■ **THE TASK**: Restate the whole of the material. Keep every word, and drop the pictures.

■ **MATERIAL FOR THE TASK**:
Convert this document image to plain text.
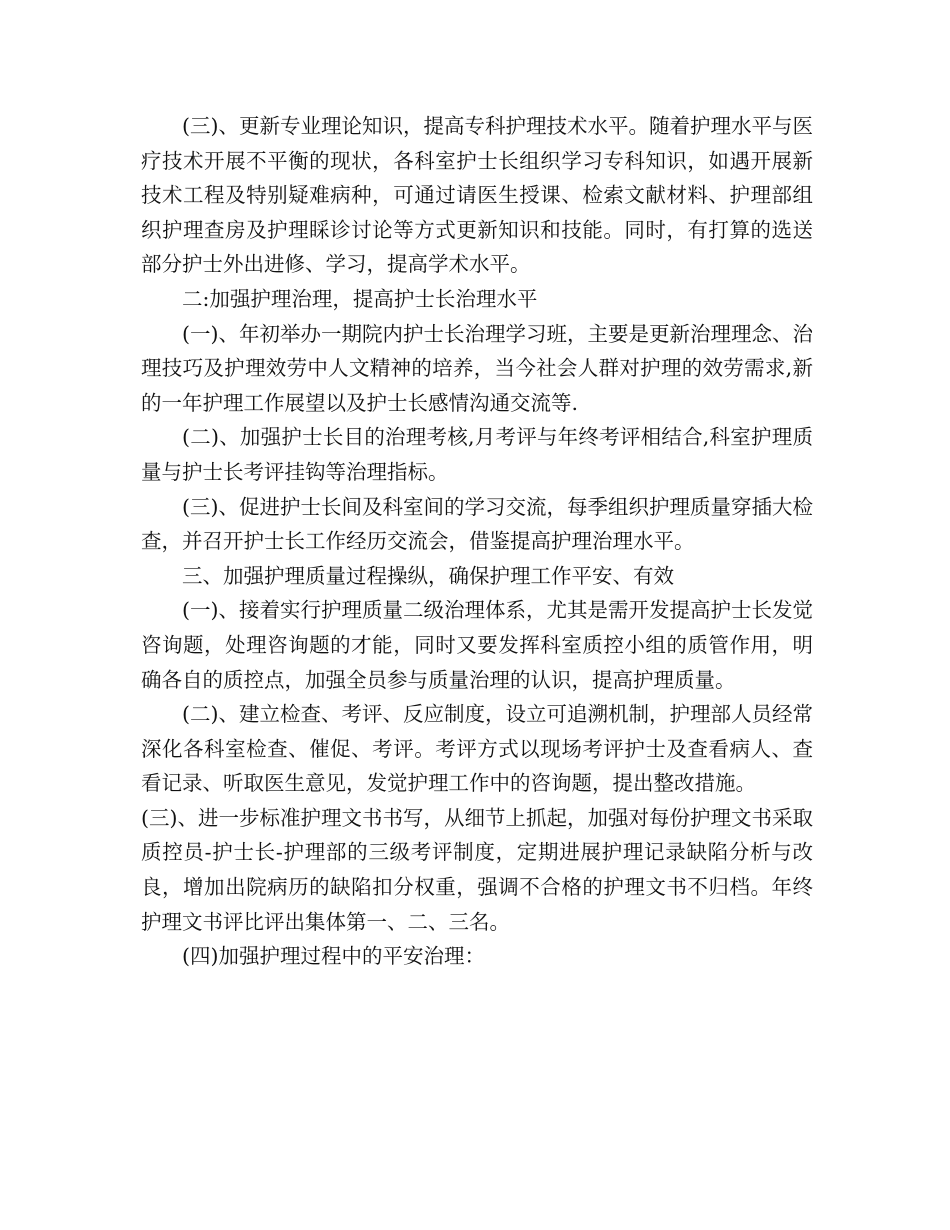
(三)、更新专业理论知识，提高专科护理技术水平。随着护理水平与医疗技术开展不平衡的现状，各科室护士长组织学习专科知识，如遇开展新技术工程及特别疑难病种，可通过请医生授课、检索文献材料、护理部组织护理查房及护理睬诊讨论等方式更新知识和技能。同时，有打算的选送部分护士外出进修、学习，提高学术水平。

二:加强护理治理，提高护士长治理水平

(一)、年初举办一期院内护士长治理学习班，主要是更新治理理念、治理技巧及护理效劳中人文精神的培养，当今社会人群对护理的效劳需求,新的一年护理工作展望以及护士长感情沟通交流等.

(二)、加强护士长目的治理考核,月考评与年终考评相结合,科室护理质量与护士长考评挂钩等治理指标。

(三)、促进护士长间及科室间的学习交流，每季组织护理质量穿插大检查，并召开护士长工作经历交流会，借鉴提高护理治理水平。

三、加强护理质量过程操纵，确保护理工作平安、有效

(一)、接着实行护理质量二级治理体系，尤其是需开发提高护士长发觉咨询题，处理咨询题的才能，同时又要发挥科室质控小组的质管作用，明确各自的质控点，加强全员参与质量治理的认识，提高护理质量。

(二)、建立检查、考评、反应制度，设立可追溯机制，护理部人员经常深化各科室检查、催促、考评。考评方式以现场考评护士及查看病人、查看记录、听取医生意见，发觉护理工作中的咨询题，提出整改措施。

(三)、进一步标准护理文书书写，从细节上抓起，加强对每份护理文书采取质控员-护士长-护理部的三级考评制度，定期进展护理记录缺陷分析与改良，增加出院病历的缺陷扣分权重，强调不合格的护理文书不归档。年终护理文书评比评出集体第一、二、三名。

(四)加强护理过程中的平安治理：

■ **EXERCISE OUTPUT**:
Convert this document image to plain text.
(三)、更新专业理论知识，提高专科护理技术水平。随着护理水平与医疗技术开展不平衡的现状，各科室护士长组织学习专科知识，如遇开展新技术工程及特别疑难病种，可通过请医生授课、检索文献材料、护理部组织护理查房及护理睬诊讨论等方式更新知识和技能。同时，有打算的选送部分护士外出进修、学习，提高学术水平。

二:加强护理治理，提高护士长治理水平

(一)、年初举办一期院内护士长治理学习班，主要是更新治理理念、治理技巧及护理效劳中人文精神的培养，当今社会人群对护理的效劳需求,新的一年护理工作展望以及护士长感情沟通交流等.

(二)、加强护士长目的治理考核,月考评与年终考评相结合,科室护理质量与护士长考评挂钩等治理指标。

(三)、促进护士长间及科室间的学习交流，每季组织护理质量穿插大检查，并召开护士长工作经历交流会，借鉴提高护理治理水平。

三、加强护理质量过程操纵，确保护理工作平安、有效

(一)、接着实行护理质量二级治理体系，尤其是需开发提高护士长发觉咨询题，处理咨询题的才能，同时又要发挥科室质控小组的质管作用，明确各自的质控点，加强全员参与质量治理的认识，提高护理质量。

(二)、建立检查、考评、反应制度，设立可追溯机制，护理部人员经常深化各科室检查、催促、考评。考评方式以现场考评护士及查看病人、查看记录、听取医生意见，发觉护理工作中的咨询题，提出整改措施。

(三)、进一步标准护理文书书写，从细节上抓起，加强对每份护理文书采取质控员-护士长-护理部的三级考评制度，定期进展护理记录缺陷分析与改良，增加出院病历的缺陷扣分权重，强调不合格的护理文书不归档。年终护理文书评比评出集体第一、二、三名。

(四)加强护理过程中的平安治理：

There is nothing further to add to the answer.